▶ _Problem to solve_:
Scan the material that follows. Copy every line containing the word "truthfulness".

______

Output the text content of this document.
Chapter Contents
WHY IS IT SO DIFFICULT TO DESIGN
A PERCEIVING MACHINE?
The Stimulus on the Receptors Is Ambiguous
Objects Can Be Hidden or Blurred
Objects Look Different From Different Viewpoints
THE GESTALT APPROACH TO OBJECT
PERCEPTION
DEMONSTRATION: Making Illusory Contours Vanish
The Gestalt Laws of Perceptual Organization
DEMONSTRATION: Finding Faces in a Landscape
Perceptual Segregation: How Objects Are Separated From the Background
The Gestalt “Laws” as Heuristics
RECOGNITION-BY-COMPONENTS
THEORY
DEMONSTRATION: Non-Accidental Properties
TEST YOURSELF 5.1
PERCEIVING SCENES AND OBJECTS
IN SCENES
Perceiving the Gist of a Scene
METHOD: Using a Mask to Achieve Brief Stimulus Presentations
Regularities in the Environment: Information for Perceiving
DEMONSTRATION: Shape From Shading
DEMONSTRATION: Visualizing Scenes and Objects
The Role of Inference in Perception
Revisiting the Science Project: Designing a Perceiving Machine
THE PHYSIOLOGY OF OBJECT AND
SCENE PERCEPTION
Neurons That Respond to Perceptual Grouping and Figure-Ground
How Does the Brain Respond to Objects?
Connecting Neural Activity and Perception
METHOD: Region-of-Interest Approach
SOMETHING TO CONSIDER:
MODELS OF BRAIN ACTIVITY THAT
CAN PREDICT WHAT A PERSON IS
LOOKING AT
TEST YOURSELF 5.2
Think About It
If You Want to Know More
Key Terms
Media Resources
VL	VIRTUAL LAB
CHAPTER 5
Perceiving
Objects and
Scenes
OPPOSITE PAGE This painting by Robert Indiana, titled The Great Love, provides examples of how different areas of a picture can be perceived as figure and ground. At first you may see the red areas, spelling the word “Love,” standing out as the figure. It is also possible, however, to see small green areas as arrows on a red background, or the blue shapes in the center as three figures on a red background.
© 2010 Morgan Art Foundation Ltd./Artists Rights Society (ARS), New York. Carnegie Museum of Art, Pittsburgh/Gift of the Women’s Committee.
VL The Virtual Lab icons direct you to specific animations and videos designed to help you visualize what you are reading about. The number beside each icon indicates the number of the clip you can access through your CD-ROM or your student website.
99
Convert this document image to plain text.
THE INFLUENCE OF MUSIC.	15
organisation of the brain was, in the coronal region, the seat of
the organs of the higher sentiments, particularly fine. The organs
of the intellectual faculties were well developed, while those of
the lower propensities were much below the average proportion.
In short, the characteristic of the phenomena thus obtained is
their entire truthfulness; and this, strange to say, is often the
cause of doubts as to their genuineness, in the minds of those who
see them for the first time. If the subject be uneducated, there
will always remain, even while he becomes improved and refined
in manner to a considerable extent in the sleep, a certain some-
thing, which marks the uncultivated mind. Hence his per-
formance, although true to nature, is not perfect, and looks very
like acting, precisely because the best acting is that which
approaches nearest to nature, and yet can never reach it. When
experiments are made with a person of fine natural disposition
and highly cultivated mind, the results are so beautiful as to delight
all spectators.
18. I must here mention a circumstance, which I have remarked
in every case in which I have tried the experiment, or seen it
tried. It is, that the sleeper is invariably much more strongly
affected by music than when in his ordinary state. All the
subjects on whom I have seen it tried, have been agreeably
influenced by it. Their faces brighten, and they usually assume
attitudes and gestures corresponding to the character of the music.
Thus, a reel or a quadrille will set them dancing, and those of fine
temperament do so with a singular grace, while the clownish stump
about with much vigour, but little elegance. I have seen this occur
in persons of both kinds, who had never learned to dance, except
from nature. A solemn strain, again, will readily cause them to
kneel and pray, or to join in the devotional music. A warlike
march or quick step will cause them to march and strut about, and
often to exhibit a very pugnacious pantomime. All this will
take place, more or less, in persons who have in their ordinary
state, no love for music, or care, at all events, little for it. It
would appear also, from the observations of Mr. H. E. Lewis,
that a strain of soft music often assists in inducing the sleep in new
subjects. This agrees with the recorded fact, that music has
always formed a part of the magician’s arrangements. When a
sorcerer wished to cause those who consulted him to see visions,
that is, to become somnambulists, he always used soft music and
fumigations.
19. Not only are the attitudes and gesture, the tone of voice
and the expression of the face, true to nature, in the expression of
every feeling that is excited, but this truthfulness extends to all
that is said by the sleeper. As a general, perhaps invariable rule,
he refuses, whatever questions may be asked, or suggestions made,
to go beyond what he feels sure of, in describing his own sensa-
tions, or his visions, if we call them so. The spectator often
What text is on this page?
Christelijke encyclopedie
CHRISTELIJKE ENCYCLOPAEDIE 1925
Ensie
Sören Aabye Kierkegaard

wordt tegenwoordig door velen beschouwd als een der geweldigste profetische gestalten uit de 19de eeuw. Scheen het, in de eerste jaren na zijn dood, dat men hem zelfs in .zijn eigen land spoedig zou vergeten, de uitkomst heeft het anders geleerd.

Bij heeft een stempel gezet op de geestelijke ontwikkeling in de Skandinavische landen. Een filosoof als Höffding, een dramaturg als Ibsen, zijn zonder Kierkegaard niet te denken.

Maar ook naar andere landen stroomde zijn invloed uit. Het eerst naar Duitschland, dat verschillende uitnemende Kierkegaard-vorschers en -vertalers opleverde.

______

▶ _Final result_:
their entire truthfulness; and this, strange to say, is often the
every feeling that is excited, but this truthfulness extends to all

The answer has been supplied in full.